Work required. Write out all the lines again, precisely as they stand, but without the images.

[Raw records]
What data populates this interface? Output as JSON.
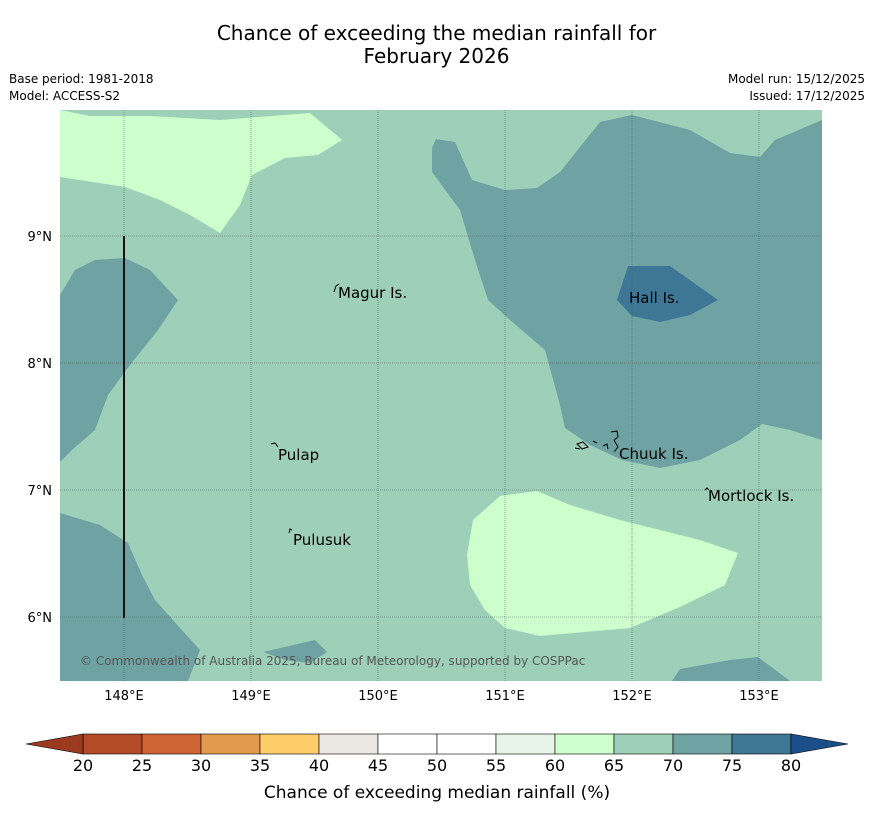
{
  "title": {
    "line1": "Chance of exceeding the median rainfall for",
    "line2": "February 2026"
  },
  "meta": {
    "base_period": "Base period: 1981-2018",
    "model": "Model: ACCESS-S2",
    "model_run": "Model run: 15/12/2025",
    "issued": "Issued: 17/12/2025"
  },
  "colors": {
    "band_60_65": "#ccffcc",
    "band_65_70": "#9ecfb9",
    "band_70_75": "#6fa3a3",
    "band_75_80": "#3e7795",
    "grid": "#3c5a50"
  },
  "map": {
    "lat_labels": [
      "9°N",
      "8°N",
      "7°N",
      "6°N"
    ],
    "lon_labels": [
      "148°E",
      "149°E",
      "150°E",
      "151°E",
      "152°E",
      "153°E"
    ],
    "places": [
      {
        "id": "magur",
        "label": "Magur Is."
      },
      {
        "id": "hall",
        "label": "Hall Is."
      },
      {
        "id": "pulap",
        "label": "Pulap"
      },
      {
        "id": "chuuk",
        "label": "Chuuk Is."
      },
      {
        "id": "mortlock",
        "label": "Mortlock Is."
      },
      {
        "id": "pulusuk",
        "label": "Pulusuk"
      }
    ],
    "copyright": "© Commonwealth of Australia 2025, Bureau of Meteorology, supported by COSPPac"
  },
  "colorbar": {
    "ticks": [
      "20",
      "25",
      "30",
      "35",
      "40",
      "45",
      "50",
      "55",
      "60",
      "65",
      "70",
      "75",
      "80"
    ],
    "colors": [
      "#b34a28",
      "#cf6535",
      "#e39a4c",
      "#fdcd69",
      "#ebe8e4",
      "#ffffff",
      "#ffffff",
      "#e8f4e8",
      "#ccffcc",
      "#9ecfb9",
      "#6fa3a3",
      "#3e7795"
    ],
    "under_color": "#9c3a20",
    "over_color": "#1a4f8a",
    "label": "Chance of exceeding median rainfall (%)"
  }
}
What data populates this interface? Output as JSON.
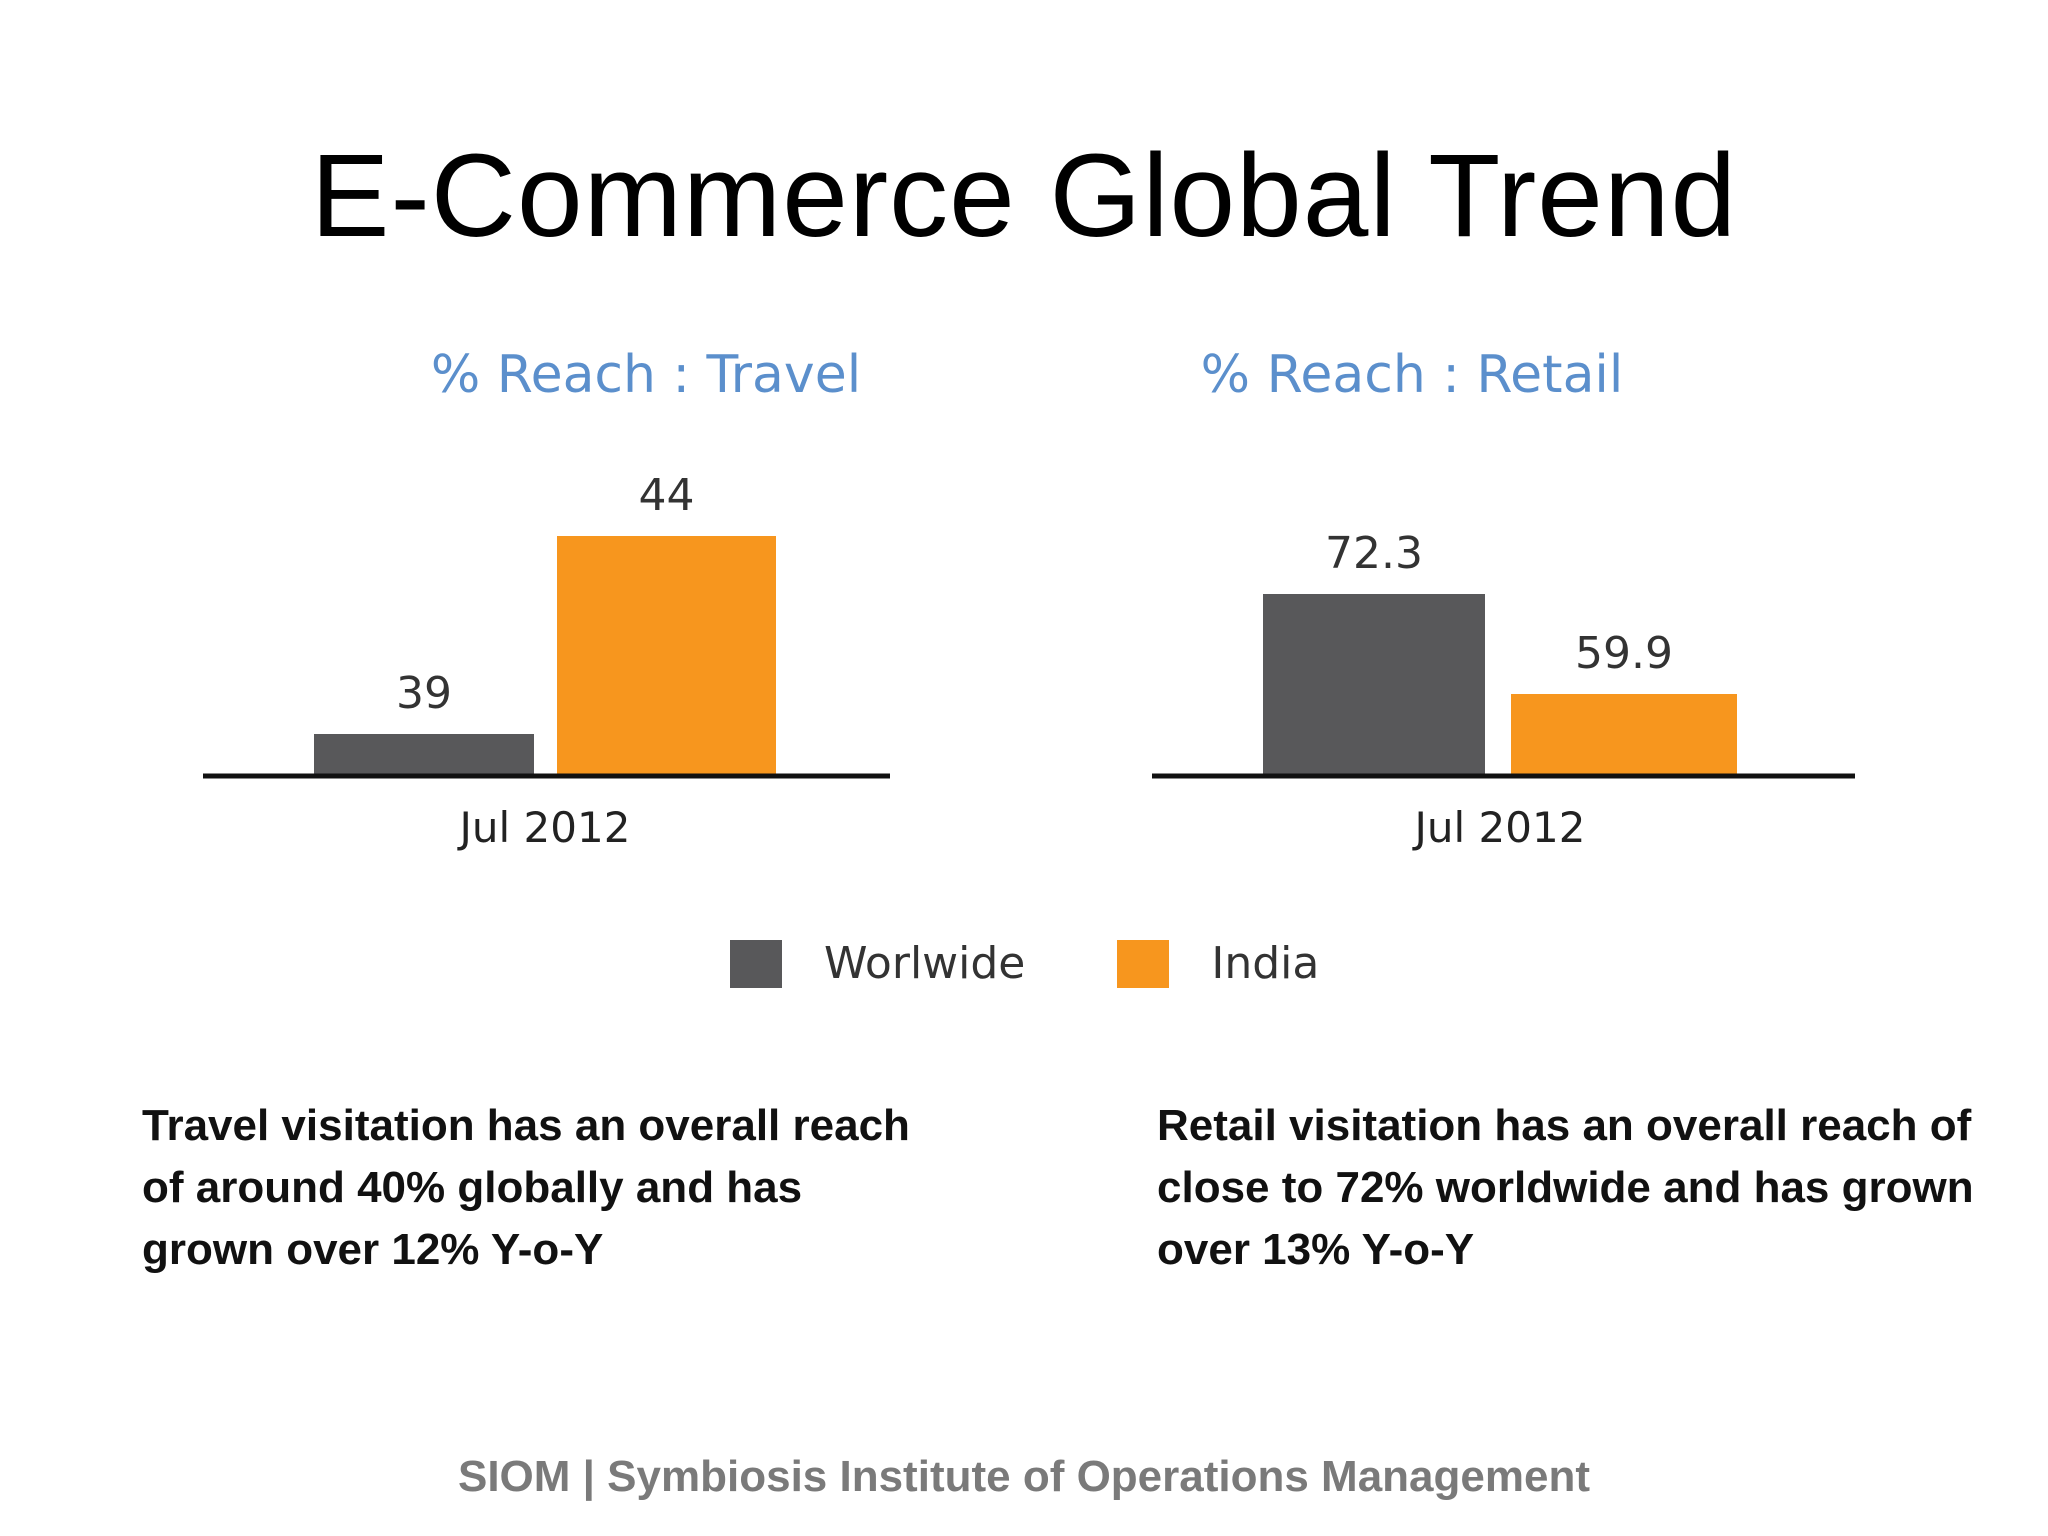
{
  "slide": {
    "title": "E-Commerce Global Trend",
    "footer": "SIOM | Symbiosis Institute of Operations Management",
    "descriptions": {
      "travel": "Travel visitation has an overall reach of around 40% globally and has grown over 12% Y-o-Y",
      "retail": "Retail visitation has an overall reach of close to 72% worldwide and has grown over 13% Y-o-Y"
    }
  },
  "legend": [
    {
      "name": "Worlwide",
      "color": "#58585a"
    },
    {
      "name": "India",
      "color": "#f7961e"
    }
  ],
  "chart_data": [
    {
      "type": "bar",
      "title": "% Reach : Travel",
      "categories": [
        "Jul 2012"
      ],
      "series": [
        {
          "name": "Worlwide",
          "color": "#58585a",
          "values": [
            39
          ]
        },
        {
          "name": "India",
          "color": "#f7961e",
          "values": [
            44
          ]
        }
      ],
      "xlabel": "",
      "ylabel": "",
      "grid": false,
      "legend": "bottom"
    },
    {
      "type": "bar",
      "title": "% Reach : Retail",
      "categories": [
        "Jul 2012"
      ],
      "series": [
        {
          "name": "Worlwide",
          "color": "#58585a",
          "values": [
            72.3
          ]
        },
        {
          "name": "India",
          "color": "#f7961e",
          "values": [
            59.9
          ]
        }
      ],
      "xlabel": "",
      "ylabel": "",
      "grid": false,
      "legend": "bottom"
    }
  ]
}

Task result.
What data populates this interface? Output as JSON.
{
  "title": {
    "line1": "Chance of exceeding the median rainfall for",
    "line2": "February 2026"
  },
  "meta": {
    "base_period": "Base period: 1981-2018",
    "model": "Model: ACCESS-S2",
    "model_run": "Model run: 15/12/2025",
    "issued": "Issued: 17/12/2025"
  },
  "colors": {
    "band_60_65": "#ccffcc",
    "band_65_70": "#9ecfb9",
    "band_70_75": "#6fa3a3",
    "band_75_80": "#3e7795",
    "grid": "#3c5a50"
  },
  "map": {
    "lat_labels": [
      "9°N",
      "8°N",
      "7°N",
      "6°N"
    ],
    "lon_labels": [
      "148°E",
      "149°E",
      "150°E",
      "151°E",
      "152°E",
      "153°E"
    ],
    "places": [
      {
        "id": "magur",
        "label": "Magur Is."
      },
      {
        "id": "hall",
        "label": "Hall Is."
      },
      {
        "id": "pulap",
        "label": "Pulap"
      },
      {
        "id": "chuuk",
        "label": "Chuuk Is."
      },
      {
        "id": "mortlock",
        "label": "Mortlock Is."
      },
      {
        "id": "pulusuk",
        "label": "Pulusuk"
      }
    ],
    "copyright": "© Commonwealth of Australia 2025, Bureau of Meteorology, supported by COSPPac"
  },
  "colorbar": {
    "ticks": [
      "20",
      "25",
      "30",
      "35",
      "40",
      "45",
      "50",
      "55",
      "60",
      "65",
      "70",
      "75",
      "80"
    ],
    "colors": [
      "#b34a28",
      "#cf6535",
      "#e39a4c",
      "#fdcd69",
      "#ebe8e4",
      "#ffffff",
      "#ffffff",
      "#e8f4e8",
      "#ccffcc",
      "#9ecfb9",
      "#6fa3a3",
      "#3e7795"
    ],
    "under_color": "#9c3a20",
    "over_color": "#1a4f8a",
    "label": "Chance of exceeding median rainfall (%)"
  }
}
What data populates this interface? Output as JSON.
{
  "slide": {
    "title": "E-Commerce Global Trend",
    "footer": "SIOM | Symbiosis Institute of Operations Management",
    "descriptions": {
      "travel": "Travel visitation has an overall reach of around 40% globally and has grown over 12% Y-o-Y",
      "retail": "Retail visitation has an overall reach of close to 72% worldwide and has grown over 13% Y-o-Y"
    }
  },
  "legend": [
    {
      "name": "Worlwide",
      "color": "#58585a"
    },
    {
      "name": "India",
      "color": "#f7961e"
    }
  ],
  "chart_data": [
    {
      "type": "bar",
      "title": "% Reach : Travel",
      "categories": [
        "Jul 2012"
      ],
      "series": [
        {
          "name": "Worlwide",
          "color": "#58585a",
          "values": [
            39
          ]
        },
        {
          "name": "India",
          "color": "#f7961e",
          "values": [
            44
          ]
        }
      ],
      "xlabel": "",
      "ylabel": "",
      "grid": false,
      "legend": "bottom"
    },
    {
      "type": "bar",
      "title": "% Reach : Retail",
      "categories": [
        "Jul 2012"
      ],
      "series": [
        {
          "name": "Worlwide",
          "color": "#58585a",
          "values": [
            72.3
          ]
        },
        {
          "name": "India",
          "color": "#f7961e",
          "values": [
            59.9
          ]
        }
      ],
      "xlabel": "",
      "ylabel": "",
      "grid": false,
      "legend": "bottom"
    }
  ]
}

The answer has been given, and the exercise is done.